Restate each of the lines given below, word for word.

======

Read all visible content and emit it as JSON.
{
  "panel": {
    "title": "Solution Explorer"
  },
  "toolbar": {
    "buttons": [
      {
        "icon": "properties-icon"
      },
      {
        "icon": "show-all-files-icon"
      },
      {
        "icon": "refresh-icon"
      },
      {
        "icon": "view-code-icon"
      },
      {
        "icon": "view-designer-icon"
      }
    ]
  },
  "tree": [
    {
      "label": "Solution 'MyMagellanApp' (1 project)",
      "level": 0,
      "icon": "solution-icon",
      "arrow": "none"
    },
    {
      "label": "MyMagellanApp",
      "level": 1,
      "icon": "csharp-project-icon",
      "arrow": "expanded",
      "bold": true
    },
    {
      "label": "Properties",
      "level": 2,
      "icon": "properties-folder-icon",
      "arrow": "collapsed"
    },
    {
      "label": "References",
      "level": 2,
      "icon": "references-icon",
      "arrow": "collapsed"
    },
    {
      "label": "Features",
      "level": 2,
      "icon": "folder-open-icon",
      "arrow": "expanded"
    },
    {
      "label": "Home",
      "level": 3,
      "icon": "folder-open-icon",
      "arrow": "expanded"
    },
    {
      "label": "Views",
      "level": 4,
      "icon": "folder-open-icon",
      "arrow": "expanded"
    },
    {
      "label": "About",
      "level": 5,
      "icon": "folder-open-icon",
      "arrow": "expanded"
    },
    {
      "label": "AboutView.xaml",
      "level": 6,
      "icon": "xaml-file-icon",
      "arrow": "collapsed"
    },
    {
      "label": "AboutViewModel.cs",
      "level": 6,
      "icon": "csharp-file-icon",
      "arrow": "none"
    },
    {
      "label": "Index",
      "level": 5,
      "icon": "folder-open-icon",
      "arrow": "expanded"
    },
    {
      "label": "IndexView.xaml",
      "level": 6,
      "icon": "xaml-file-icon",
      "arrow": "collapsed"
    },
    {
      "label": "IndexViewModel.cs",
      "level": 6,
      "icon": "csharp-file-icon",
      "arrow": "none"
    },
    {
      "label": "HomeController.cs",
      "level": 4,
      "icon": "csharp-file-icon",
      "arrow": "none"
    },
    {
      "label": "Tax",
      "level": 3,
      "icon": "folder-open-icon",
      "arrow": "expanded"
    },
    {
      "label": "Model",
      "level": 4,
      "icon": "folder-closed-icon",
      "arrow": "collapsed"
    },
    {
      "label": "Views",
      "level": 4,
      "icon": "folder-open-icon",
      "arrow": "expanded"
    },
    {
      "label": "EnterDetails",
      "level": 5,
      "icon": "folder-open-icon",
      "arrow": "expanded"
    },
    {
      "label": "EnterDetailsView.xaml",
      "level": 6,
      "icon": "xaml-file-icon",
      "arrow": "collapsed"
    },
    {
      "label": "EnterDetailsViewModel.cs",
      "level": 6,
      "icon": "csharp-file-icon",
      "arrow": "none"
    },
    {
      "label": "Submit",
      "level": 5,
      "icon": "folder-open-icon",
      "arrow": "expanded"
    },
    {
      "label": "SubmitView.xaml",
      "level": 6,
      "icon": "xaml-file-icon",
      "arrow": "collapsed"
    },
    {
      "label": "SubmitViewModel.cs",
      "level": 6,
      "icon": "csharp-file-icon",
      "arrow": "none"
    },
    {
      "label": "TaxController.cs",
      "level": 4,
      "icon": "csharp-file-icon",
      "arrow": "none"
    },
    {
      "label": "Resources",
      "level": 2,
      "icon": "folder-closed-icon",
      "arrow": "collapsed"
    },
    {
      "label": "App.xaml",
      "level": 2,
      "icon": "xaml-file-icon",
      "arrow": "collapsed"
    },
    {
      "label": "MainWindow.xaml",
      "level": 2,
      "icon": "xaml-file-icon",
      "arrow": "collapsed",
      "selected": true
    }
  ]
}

======

SOLUTION TO THE EXERCISE ->
Read all visible content and emit it as JSON.
{
  "panel": {
    "title": "Solution Explorer"
  },
  "toolbar": {
    "buttons": [
      {
        "icon": "properties-icon"
      },
      {
        "icon": "show-all-files-icon"
      },
      {
        "icon": "refresh-icon"
      },
      {
        "icon": "view-code-icon"
      },
      {
        "icon": "view-designer-icon"
      }
    ]
  },
  "tree": [
    {
      "label": "Solution 'MyMagellanApp' (1 project)",
      "level": 0,
      "icon": "solution-icon",
      "arrow": "none"
    },
    {
      "label": "MyMagellanApp",
      "level": 1,
      "icon": "csharp-project-icon",
      "arrow": "expanded",
      "bold": true
    },
    {
      "label": "Properties",
      "level": 2,
      "icon": "properties-folder-icon",
      "arrow": "collapsed"
    },
    {
      "label": "References",
      "level": 2,
      "icon": "references-icon",
      "arrow": "collapsed"
    },
    {
      "label": "Features",
      "level": 2,
      "icon": "folder-open-icon",
      "arrow": "expanded"
    },
    {
      "label": "Home",
      "level": 3,
      "icon": "folder-open-icon",
      "arrow": "expanded"
    },
    {
      "label": "Views",
      "level": 4,
      "icon": "folder-open-icon",
      "arrow": "expanded"
    },
    {
      "label": "About",
      "level": 5,
      "icon": "folder-open-icon",
      "arrow": "expanded"
    },
    {
      "label": "AboutView.xaml",
      "level": 6,
      "icon": "xaml-file-icon",
      "arrow": "collapsed"
    },
    {
      "label": "AboutViewModel.cs",
      "level": 6,
      "icon": "csharp-file-icon",
      "arrow": "none"
    },
    {
      "label": "Index",
      "level": 5,
      "icon": "folder-open-icon",
      "arrow": "expanded"
    },
    {
      "label": "IndexView.xaml",
      "level": 6,
      "icon": "xaml-file-icon",
      "arrow": "collapsed"
    },
    {
      "label": "IndexViewModel.cs",
      "level": 6,
      "icon": "csharp-file-icon",
      "arrow": "none"
    },
    {
      "label": "HomeController.cs",
      "level": 4,
      "icon": "csharp-file-icon",
      "arrow": "none"
    },
    {
      "label": "Tax",
      "level": 3,
      "icon": "folder-open-icon",
      "arrow": "expanded"
    },
    {
      "label": "Model",
      "level": 4,
      "icon": "folder-closed-icon",
      "arrow": "collapsed"
    },
    {
      "label": "Views",
      "level": 4,
      "icon": "folder-open-icon",
      "arrow": "expanded"
    },
    {
      "label": "EnterDetails",
      "level": 5,
      "icon": "folder-open-icon",
      "arrow": "expanded"
    },
    {
      "label": "EnterDetailsView.xaml",
      "level": 6,
      "icon": "xaml-file-icon",
      "arrow": "collapsed"
    },
    {
      "label": "EnterDetailsViewModel.cs",
      "level": 6,
      "icon": "csharp-file-icon",
      "arrow": "none"
    },
    {
      "label": "Submit",
      "level": 5,
      "icon": "folder-open-icon",
      "arrow": "expanded"
    },
    {
      "label": "SubmitView.xaml",
      "level": 6,
      "icon": "xaml-file-icon",
      "arrow": "collapsed"
    },
    {
      "label": "SubmitViewModel.cs",
      "level": 6,
      "icon": "csharp-file-icon",
      "arrow": "none"
    },
    {
      "label": "TaxController.cs",
      "level": 4,
      "icon": "csharp-file-icon",
      "arrow": "none"
    },
    {
      "label": "Resources",
      "level": 2,
      "icon": "folder-closed-icon",
      "arrow": "collapsed"
    },
    {
      "label": "App.xaml",
      "level": 2,
      "icon": "xaml-file-icon",
      "arrow": "collapsed"
    },
    {
      "label": "MainWindow.xaml",
      "level": 2,
      "icon": "xaml-file-icon",
      "arrow": "collapsed",
      "selected": true
    }
  ]
}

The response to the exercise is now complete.